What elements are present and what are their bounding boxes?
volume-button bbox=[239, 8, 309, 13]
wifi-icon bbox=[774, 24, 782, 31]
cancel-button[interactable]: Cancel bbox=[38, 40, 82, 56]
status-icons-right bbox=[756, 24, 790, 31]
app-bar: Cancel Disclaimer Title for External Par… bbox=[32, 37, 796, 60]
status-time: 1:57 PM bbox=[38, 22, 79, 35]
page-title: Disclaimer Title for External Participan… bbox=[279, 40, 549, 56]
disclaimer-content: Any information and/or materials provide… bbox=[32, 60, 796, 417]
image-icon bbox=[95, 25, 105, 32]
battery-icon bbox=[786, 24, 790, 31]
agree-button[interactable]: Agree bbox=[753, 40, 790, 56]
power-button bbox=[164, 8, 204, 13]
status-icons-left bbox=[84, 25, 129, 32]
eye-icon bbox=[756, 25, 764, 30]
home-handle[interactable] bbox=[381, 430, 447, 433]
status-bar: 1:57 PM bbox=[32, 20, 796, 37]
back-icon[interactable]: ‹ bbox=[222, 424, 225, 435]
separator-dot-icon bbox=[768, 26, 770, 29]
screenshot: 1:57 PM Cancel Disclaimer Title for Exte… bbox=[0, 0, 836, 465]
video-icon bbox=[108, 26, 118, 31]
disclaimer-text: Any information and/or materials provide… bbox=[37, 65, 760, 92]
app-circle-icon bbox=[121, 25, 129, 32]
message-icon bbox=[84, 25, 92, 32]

REQUIRED TASK: Copy every line of the records above word for word.

FINISHED ANSWER:
What elements are present and what are their bounding boxes?
volume-button bbox=[239, 8, 309, 13]
wifi-icon bbox=[774, 24, 782, 31]
cancel-button[interactable]: Cancel bbox=[38, 40, 82, 56]
status-icons-right bbox=[756, 24, 790, 31]
app-bar: Cancel Disclaimer Title for External Par… bbox=[32, 37, 796, 60]
status-time: 1:57 PM bbox=[38, 22, 79, 35]
page-title: Disclaimer Title for External Participan… bbox=[279, 40, 549, 56]
disclaimer-content: Any information and/or materials provide… bbox=[32, 60, 796, 417]
image-icon bbox=[95, 25, 105, 32]
battery-icon bbox=[786, 24, 790, 31]
agree-button[interactable]: Agree bbox=[753, 40, 790, 56]
power-button bbox=[164, 8, 204, 13]
status-icons-left bbox=[84, 25, 129, 32]
eye-icon bbox=[756, 25, 764, 30]
home-handle[interactable] bbox=[381, 430, 447, 433]
status-bar: 1:57 PM bbox=[32, 20, 796, 37]
back-icon[interactable]: ‹ bbox=[222, 424, 225, 435]
separator-dot-icon bbox=[768, 26, 770, 29]
screenshot: 1:57 PM Cancel Disclaimer Title for Exte… bbox=[0, 0, 836, 465]
video-icon bbox=[108, 26, 118, 31]
disclaimer-text: Any information and/or materials provide… bbox=[37, 65, 760, 92]
app-circle-icon bbox=[121, 25, 129, 32]
message-icon bbox=[84, 25, 92, 32]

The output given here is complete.